--- begin Input ---
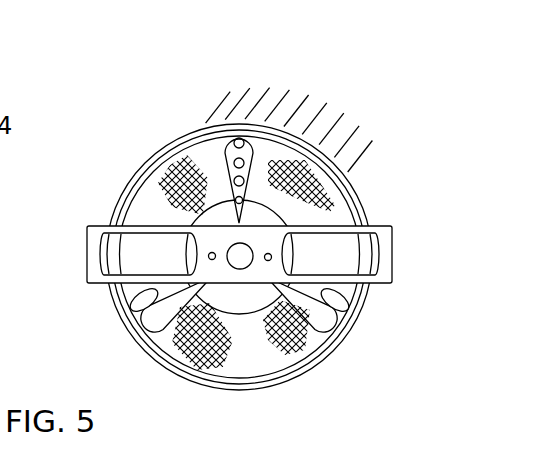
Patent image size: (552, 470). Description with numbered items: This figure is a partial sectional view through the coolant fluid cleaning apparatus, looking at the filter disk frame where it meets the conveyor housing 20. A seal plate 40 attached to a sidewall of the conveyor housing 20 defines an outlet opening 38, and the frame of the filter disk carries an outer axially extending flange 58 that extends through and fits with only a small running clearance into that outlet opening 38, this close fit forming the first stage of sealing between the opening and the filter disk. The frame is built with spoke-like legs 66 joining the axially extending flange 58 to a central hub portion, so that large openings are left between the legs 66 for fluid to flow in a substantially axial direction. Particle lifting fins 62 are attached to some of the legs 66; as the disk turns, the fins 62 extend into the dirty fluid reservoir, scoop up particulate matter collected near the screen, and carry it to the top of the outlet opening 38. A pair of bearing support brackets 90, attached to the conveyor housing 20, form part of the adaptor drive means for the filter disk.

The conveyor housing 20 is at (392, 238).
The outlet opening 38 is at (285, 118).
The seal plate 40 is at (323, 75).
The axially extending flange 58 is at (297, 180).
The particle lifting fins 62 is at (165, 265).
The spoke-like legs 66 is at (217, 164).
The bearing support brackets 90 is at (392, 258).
--- end Input ---
Exercise details:
Copy every line of the records above word for word, and leave the pictures out.

Exercise output:
Patent image size: (552, 470). Description with numbered items: This figure is a partial sectional view through the coolant fluid cleaning apparatus, looking at the filter disk frame where it meets the conveyor housing 20. A seal plate 40 attached to a sidewall of the conveyor housing 20 defines an outlet opening 38, and the frame of the filter disk carries an outer axially extending flange 58 that extends through and fits with only a small running clearance into that outlet opening 38, this close fit forming the first stage of sealing between the opening and the filter disk. The frame is built with spoke-like legs 66 joining the axially extending flange 58 to a central hub portion, so that large openings are left between the legs 66 for fluid to flow in a substantially axial direction. Particle lifting fins 62 are attached to some of the legs 66; as the disk turns, the fins 62 extend into the dirty fluid reservoir, scoop up particulate matter collected near the screen, and carry it to the top of the outlet opening 38. A pair of bearing support brackets 90, attached to the conveyor housing 20, form part of the adaptor drive means for the filter disk.

The conveyor housing 20 is at (392, 238).
The outlet opening 38 is at (285, 118).
The seal plate 40 is at (323, 75).
The axially extending flange 58 is at (297, 180).
The particle lifting fins 62 is at (165, 265).
The spoke-like legs 66 is at (217, 164).
The bearing support brackets 90 is at (392, 258).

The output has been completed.